* begin EXERCISE MATERIALS *

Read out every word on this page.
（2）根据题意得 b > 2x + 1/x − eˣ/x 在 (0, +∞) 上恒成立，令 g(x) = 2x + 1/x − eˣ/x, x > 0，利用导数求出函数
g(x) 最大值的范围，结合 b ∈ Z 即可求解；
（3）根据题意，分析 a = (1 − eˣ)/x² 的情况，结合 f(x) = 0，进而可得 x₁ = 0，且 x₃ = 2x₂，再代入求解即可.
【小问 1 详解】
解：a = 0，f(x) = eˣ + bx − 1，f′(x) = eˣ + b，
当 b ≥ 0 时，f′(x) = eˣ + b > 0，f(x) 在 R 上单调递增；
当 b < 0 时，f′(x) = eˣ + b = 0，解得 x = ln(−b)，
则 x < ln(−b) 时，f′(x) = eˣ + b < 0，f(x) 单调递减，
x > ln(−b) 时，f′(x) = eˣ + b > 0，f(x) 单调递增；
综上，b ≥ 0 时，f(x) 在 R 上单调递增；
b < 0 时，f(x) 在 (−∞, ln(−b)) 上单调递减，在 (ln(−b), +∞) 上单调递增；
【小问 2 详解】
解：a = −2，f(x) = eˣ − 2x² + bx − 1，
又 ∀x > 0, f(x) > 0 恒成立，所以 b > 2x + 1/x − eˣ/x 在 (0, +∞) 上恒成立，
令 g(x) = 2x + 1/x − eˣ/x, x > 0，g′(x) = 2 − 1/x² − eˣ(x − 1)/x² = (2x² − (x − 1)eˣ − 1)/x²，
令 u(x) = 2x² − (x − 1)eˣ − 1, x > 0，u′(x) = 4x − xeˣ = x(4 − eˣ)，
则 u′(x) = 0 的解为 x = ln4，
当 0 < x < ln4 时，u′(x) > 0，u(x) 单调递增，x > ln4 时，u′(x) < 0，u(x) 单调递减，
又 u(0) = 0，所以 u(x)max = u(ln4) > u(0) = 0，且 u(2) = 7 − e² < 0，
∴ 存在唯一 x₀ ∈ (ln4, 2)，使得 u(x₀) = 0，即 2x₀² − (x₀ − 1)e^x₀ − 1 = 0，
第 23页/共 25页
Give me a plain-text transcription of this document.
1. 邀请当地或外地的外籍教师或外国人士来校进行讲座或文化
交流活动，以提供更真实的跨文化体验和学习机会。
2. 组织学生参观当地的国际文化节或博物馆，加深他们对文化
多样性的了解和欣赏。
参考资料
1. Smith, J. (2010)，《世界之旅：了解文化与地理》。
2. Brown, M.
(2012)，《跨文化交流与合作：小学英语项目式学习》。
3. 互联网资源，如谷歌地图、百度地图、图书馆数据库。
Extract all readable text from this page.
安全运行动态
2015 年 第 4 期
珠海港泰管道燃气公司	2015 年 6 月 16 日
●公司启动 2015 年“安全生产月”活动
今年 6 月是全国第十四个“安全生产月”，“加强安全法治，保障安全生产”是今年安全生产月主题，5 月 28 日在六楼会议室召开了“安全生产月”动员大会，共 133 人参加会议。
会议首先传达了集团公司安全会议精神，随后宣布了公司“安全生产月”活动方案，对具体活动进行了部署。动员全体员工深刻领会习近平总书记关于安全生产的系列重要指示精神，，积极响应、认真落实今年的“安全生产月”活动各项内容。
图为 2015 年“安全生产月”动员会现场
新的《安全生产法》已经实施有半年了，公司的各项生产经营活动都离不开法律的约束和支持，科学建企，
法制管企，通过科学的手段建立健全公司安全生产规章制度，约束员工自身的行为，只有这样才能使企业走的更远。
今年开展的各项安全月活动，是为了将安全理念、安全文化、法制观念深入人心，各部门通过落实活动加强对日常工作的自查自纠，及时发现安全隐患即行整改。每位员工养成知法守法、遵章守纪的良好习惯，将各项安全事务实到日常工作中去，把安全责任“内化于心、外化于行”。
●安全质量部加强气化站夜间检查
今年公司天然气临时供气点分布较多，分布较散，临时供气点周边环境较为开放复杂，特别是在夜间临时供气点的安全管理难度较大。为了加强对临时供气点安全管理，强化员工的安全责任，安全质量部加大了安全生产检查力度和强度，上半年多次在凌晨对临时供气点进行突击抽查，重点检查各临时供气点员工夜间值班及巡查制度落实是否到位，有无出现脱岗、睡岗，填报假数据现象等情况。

* end EXERCISE MATERIALS *

Give the count of lines in the listing above that include "text", with no other words.

→ **RESULT OF THIS EXERCISE**
2